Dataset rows
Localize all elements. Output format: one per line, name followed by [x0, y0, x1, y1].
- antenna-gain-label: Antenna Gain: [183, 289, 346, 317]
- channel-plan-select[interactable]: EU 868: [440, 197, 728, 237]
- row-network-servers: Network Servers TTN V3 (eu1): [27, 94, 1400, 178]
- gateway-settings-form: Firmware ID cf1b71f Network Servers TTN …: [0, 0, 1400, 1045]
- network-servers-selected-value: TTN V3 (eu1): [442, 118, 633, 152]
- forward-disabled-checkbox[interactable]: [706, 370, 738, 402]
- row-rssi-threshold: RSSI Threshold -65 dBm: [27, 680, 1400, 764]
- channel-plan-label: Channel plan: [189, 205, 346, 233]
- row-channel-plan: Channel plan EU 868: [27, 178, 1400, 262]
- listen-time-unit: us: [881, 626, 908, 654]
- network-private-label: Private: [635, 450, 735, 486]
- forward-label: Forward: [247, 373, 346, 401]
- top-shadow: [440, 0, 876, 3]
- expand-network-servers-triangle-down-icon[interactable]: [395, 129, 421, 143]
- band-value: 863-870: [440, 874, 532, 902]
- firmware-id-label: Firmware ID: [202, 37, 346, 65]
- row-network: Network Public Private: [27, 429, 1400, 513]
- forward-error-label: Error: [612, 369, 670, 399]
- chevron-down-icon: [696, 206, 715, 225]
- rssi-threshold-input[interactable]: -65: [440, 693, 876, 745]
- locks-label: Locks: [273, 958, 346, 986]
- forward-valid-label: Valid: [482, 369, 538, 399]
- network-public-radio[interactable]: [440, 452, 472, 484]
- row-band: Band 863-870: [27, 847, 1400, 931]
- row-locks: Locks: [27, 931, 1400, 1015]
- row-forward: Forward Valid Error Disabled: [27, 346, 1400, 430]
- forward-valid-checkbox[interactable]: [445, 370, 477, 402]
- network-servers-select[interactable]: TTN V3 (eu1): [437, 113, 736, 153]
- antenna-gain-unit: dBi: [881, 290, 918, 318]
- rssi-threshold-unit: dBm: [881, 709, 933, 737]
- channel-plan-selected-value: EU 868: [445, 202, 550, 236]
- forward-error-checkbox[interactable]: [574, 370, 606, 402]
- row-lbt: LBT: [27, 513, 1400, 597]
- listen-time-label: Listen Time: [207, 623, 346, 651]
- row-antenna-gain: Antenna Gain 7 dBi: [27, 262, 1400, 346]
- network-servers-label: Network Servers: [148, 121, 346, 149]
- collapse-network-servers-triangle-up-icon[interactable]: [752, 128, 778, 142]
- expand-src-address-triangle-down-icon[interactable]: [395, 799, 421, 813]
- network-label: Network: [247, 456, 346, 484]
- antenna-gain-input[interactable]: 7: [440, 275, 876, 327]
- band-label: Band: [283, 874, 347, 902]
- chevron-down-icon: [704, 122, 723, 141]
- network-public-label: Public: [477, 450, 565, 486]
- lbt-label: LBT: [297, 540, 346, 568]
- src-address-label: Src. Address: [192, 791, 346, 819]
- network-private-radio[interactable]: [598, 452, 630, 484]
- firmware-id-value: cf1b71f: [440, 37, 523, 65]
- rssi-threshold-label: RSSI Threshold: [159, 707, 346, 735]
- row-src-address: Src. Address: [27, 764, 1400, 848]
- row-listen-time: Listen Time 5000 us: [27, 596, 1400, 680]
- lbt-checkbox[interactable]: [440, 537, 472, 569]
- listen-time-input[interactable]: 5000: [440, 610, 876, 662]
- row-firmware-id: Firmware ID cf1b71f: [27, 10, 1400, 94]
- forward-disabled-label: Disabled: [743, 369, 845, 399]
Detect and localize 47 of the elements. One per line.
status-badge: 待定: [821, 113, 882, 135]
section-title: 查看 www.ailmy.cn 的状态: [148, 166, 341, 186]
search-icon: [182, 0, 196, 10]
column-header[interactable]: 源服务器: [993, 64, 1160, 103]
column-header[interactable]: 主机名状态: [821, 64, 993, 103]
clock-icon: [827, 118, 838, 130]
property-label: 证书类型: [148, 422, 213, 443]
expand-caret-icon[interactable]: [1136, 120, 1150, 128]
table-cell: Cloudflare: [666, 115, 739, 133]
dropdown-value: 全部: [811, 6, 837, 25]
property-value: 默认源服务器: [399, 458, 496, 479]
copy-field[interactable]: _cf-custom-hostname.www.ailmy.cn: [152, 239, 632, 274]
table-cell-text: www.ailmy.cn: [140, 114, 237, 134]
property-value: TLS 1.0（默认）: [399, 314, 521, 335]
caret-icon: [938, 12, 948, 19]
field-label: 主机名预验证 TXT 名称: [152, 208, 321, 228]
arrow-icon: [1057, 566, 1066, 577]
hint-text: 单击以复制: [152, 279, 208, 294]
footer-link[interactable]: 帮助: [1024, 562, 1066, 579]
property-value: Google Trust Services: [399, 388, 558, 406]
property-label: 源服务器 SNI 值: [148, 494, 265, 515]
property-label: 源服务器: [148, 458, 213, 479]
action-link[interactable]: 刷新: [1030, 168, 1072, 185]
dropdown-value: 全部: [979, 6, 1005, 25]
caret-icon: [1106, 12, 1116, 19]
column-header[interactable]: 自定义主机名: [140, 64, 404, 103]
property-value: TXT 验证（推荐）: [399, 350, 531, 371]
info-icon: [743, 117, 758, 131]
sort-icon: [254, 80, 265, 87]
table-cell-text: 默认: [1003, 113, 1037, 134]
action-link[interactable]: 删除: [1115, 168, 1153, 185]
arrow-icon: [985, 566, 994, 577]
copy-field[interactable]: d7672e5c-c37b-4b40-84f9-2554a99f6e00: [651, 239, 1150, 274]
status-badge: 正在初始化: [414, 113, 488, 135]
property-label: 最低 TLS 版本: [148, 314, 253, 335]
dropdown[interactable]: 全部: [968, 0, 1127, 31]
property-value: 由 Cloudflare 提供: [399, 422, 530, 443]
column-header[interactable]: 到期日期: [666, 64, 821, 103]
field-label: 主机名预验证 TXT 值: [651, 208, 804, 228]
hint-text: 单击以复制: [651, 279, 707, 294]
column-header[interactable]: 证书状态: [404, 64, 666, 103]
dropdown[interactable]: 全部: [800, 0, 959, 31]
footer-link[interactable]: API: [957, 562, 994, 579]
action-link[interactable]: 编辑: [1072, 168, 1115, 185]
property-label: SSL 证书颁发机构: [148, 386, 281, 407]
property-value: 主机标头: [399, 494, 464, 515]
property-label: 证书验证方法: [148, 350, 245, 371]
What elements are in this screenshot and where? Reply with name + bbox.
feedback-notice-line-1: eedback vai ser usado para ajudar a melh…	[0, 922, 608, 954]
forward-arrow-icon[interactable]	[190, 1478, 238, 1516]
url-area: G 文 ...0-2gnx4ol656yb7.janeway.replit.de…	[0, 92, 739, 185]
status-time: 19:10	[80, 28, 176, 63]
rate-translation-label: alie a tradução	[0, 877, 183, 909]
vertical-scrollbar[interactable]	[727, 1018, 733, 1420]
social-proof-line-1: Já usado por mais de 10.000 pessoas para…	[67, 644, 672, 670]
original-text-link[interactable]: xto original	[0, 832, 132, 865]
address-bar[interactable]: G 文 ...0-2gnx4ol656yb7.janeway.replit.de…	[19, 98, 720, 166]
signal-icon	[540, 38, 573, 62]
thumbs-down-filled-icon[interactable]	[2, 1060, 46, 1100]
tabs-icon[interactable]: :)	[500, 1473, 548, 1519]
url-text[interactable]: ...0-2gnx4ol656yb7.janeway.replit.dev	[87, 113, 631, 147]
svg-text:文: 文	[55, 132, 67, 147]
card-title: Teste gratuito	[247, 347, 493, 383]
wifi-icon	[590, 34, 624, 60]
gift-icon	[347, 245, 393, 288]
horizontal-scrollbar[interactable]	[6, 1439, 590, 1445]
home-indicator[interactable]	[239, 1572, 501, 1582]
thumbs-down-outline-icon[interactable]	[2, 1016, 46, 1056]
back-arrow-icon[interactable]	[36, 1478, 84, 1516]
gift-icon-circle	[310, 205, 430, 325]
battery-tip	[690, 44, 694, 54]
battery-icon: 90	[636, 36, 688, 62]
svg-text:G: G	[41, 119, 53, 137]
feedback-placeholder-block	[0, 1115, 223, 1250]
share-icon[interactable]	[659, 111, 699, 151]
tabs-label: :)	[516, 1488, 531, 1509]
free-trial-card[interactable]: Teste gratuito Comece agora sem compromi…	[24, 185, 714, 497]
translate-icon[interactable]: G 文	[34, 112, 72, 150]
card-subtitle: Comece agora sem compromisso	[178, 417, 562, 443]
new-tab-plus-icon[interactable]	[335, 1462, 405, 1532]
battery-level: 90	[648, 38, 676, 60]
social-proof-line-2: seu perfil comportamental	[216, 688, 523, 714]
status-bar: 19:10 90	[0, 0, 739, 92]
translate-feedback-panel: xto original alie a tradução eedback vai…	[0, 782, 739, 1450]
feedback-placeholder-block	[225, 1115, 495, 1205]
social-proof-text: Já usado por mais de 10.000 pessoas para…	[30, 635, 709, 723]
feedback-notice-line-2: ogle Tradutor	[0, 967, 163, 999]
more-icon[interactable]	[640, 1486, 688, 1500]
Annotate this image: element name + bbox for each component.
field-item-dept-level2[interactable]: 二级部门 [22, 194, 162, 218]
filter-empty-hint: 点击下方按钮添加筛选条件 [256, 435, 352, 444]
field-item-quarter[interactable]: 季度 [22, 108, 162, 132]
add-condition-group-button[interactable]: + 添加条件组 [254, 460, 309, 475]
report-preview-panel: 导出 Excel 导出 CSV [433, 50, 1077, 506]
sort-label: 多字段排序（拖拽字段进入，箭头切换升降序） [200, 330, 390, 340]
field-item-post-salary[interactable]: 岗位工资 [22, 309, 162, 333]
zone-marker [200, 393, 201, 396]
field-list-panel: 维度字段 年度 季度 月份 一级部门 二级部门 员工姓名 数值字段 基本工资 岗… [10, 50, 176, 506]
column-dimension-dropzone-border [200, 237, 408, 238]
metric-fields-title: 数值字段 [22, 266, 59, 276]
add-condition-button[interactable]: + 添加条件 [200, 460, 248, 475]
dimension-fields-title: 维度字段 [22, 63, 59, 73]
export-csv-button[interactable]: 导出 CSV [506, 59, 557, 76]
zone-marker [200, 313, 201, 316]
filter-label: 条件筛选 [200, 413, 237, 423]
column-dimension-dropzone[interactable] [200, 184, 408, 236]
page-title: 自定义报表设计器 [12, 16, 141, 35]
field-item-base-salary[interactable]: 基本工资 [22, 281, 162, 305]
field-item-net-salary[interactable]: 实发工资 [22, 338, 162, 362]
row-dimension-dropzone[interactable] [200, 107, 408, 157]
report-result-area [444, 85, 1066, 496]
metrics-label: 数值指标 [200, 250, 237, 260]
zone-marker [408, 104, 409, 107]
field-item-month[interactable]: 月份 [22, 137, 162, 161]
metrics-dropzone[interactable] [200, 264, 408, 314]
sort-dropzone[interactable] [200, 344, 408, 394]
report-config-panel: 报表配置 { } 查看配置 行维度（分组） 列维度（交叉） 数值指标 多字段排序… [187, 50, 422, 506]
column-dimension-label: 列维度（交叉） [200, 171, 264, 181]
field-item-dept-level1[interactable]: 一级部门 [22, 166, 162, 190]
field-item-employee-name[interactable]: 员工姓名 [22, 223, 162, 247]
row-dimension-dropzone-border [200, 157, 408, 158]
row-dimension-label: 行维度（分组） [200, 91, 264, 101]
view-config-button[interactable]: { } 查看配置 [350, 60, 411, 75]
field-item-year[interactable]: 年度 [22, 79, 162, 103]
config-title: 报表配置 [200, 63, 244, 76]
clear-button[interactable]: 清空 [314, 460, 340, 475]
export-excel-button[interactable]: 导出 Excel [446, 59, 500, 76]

▶ The request: Return every line of the listing that contains the string "listen". Case counts.

▶ Expected answer:
- listen-time-unit: us: [881, 626, 908, 654]
- listen-time-label: Listen Time: [207, 623, 346, 651]
- row-listen-time: Listen Time 5000 us: [27, 596, 1400, 680]
- listen-time-input[interactable]: 5000: [440, 610, 876, 662]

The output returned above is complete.